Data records
------------

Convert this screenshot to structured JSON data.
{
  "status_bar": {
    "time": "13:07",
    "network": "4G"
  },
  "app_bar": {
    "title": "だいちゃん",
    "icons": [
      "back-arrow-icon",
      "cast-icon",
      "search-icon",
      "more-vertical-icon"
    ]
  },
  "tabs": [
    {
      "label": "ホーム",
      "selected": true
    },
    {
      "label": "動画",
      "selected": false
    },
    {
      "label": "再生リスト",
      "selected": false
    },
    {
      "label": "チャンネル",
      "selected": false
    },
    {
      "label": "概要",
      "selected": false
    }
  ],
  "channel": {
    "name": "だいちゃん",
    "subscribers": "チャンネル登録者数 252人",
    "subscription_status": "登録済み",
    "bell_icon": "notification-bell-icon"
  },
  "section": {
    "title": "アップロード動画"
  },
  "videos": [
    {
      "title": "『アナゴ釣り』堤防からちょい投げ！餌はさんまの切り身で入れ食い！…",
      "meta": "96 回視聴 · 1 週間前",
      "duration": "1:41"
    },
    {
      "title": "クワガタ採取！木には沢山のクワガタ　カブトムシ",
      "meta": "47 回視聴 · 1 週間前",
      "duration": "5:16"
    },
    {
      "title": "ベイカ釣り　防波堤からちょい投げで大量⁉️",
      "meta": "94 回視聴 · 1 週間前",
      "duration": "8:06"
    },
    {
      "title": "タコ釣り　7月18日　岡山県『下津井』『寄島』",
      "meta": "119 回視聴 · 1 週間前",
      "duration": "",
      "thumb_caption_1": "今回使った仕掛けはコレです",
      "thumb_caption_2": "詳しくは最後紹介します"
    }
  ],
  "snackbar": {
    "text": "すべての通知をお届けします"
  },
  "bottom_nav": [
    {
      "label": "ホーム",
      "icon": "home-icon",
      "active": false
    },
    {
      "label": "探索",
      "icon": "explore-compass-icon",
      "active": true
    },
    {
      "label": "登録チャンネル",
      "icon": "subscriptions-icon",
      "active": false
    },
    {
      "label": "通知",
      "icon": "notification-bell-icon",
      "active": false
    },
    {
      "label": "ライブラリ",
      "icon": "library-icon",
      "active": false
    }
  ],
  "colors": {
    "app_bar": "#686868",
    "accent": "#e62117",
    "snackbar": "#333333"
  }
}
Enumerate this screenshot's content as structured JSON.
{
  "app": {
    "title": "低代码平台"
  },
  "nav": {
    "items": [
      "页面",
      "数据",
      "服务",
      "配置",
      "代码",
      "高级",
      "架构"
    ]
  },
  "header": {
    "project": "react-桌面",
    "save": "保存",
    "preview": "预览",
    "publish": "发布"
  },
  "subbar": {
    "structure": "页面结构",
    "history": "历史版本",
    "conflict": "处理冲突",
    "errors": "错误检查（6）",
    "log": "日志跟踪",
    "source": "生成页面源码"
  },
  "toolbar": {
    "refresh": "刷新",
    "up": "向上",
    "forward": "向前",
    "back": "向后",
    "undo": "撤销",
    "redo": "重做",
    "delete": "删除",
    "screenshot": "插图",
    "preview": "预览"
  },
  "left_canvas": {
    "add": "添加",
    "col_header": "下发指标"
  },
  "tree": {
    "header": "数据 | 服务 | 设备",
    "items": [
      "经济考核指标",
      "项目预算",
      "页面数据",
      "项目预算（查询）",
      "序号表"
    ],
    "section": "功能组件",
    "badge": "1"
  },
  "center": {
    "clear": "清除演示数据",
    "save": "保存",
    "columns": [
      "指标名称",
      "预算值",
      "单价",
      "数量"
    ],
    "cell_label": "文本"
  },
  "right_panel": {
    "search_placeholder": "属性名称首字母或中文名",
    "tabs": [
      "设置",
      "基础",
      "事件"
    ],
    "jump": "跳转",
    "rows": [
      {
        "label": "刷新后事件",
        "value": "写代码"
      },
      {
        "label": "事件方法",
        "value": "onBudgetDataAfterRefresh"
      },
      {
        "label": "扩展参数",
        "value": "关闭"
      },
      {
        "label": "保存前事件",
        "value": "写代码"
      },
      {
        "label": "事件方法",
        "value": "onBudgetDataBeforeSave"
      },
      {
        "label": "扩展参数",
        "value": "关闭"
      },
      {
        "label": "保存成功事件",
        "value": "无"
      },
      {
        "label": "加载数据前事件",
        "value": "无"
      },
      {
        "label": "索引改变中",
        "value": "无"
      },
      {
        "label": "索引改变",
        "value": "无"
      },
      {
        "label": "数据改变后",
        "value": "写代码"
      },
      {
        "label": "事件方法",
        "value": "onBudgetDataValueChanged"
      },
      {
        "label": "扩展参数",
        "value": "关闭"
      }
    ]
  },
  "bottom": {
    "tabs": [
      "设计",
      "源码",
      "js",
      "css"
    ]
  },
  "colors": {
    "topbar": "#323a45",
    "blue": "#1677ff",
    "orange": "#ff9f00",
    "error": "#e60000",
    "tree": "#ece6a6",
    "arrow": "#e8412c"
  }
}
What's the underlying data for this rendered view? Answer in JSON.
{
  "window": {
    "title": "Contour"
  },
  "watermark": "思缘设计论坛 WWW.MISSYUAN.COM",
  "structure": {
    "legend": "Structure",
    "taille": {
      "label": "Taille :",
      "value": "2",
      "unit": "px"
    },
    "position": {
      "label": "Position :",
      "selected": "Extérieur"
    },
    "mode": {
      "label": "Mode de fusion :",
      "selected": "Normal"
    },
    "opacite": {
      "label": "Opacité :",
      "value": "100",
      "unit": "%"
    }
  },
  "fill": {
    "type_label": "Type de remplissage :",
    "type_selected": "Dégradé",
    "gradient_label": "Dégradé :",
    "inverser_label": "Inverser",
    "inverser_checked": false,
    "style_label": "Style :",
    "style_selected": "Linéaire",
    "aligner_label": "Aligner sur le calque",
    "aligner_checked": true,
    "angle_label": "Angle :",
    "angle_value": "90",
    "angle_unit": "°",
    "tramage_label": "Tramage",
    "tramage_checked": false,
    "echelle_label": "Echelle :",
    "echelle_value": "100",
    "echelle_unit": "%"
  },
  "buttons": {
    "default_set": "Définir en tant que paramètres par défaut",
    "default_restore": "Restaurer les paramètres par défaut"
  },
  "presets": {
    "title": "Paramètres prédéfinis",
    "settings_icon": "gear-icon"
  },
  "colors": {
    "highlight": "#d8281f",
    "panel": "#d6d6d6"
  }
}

------------

:: Work required ::
Copy all the records above precisely.

:: Correct response ::
Convert this screenshot to structured JSON data.
{
  "status_bar": {
    "time": "13:07",
    "network": "4G"
  },
  "app_bar": {
    "title": "だいちゃん",
    "icons": [
      "back-arrow-icon",
      "cast-icon",
      "search-icon",
      "more-vertical-icon"
    ]
  },
  "tabs": [
    {
      "label": "ホーム",
      "selected": true
    },
    {
      "label": "動画",
      "selected": false
    },
    {
      "label": "再生リスト",
      "selected": false
    },
    {
      "label": "チャンネル",
      "selected": false
    },
    {
      "label": "概要",
      "selected": false
    }
  ],
  "channel": {
    "name": "だいちゃん",
    "subscribers": "チャンネル登録者数 252人",
    "subscription_status": "登録済み",
    "bell_icon": "notification-bell-icon"
  },
  "section": {
    "title": "アップロード動画"
  },
  "videos": [
    {
      "title": "『アナゴ釣り』堤防からちょい投げ！餌はさんまの切り身で入れ食い！…",
      "meta": "96 回視聴 · 1 週間前",
      "duration": "1:41"
    },
    {
      "title": "クワガタ採取！木には沢山のクワガタ　カブトムシ",
      "meta": "47 回視聴 · 1 週間前",
      "duration": "5:16"
    },
    {
      "title": "ベイカ釣り　防波堤からちょい投げで大量⁉️",
      "meta": "94 回視聴 · 1 週間前",
      "duration": "8:06"
    },
    {
      "title": "タコ釣り　7月18日　岡山県『下津井』『寄島』",
      "meta": "119 回視聴 · 1 週間前",
      "duration": "",
      "thumb_caption_1": "今回使った仕掛けはコレです",
      "thumb_caption_2": "詳しくは最後紹介します"
    }
  ],
  "snackbar": {
    "text": "すべての通知をお届けします"
  },
  "bottom_nav": [
    {
      "label": "ホーム",
      "icon": "home-icon",
      "active": false
    },
    {
      "label": "探索",
      "icon": "explore-compass-icon",
      "active": true
    },
    {
      "label": "登録チャンネル",
      "icon": "subscriptions-icon",
      "active": false
    },
    {
      "label": "通知",
      "icon": "notification-bell-icon",
      "active": false
    },
    {
      "label": "ライブラリ",
      "icon": "library-icon",
      "active": false
    }
  ],
  "colors": {
    "app_bar": "#686868",
    "accent": "#e62117",
    "snackbar": "#333333"
  }
}
Enumerate this screenshot's content as structured JSON.
{
  "app": {
    "title": "低代码平台"
  },
  "nav": {
    "items": [
      "页面",
      "数据",
      "服务",
      "配置",
      "代码",
      "高级",
      "架构"
    ]
  },
  "header": {
    "project": "react-桌面",
    "save": "保存",
    "preview": "预览",
    "publish": "发布"
  },
  "subbar": {
    "structure": "页面结构",
    "history": "历史版本",
    "conflict": "处理冲突",
    "errors": "错误检查（6）",
    "log": "日志跟踪",
    "source": "生成页面源码"
  },
  "toolbar": {
    "refresh": "刷新",
    "up": "向上",
    "forward": "向前",
    "back": "向后",
    "undo": "撤销",
    "redo": "重做",
    "delete": "删除",
    "screenshot": "插图",
    "preview": "预览"
  },
  "left_canvas": {
    "add": "添加",
    "col_header": "下发指标"
  },
  "tree": {
    "header": "数据 | 服务 | 设备",
    "items": [
      "经济考核指标",
      "项目预算",
      "页面数据",
      "项目预算（查询）",
      "序号表"
    ],
    "section": "功能组件",
    "badge": "1"
  },
  "center": {
    "clear": "清除演示数据",
    "save": "保存",
    "columns": [
      "指标名称",
      "预算值",
      "单价",
      "数量"
    ],
    "cell_label": "文本"
  },
  "right_panel": {
    "search_placeholder": "属性名称首字母或中文名",
    "tabs": [
      "设置",
      "基础",
      "事件"
    ],
    "jump": "跳转",
    "rows": [
      {
        "label": "刷新后事件",
        "value": "写代码"
      },
      {
        "label": "事件方法",
        "value": "onBudgetDataAfterRefresh"
      },
      {
        "label": "扩展参数",
        "value": "关闭"
      },
      {
        "label": "保存前事件",
        "value": "写代码"
      },
      {
        "label": "事件方法",
        "value": "onBudgetDataBeforeSave"
      },
      {
        "label": "扩展参数",
        "value": "关闭"
      },
      {
        "label": "保存成功事件",
        "value": "无"
      },
      {
        "label": "加载数据前事件",
        "value": "无"
      },
      {
        "label": "索引改变中",
        "value": "无"
      },
      {
        "label": "索引改变",
        "value": "无"
      },
      {
        "label": "数据改变后",
        "value": "写代码"
      },
      {
        "label": "事件方法",
        "value": "onBudgetDataValueChanged"
      },
      {
        "label": "扩展参数",
        "value": "关闭"
      }
    ]
  },
  "bottom": {
    "tabs": [
      "设计",
      "源码",
      "js",
      "css"
    ]
  },
  "colors": {
    "topbar": "#323a45",
    "blue": "#1677ff",
    "orange": "#ff9f00",
    "error": "#e60000",
    "tree": "#ece6a6",
    "arrow": "#e8412c"
  }
}
What's the underlying data for this rendered view? Answer in JSON.
{
  "window": {
    "title": "Contour"
  },
  "watermark": "思缘设计论坛 WWW.MISSYUAN.COM",
  "structure": {
    "legend": "Structure",
    "taille": {
      "label": "Taille :",
      "value": "2",
      "unit": "px"
    },
    "position": {
      "label": "Position :",
      "selected": "Extérieur"
    },
    "mode": {
      "label": "Mode de fusion :",
      "selected": "Normal"
    },
    "opacite": {
      "label": "Opacité :",
      "value": "100",
      "unit": "%"
    }
  },
  "fill": {
    "type_label": "Type de remplissage :",
    "type_selected": "Dégradé",
    "gradient_label": "Dégradé :",
    "inverser_label": "Inverser",
    "inverser_checked": false,
    "style_label": "Style :",
    "style_selected": "Linéaire",
    "aligner_label": "Aligner sur le calque",
    "aligner_checked": true,
    "angle_label": "Angle :",
    "angle_value": "90",
    "angle_unit": "°",
    "tramage_label": "Tramage",
    "tramage_checked": false,
    "echelle_label": "Echelle :",
    "echelle_value": "100",
    "echelle_unit": "%"
  },
  "buttons": {
    "default_set": "Définir en tant que paramètres par défaut",
    "default_restore": "Restaurer les paramètres par défaut"
  },
  "presets": {
    "title": "Paramètres prédéfinis",
    "settings_icon": "gear-icon"
  },
  "colors": {
    "highlight": "#d8281f",
    "panel": "#d6d6d6"
  }
}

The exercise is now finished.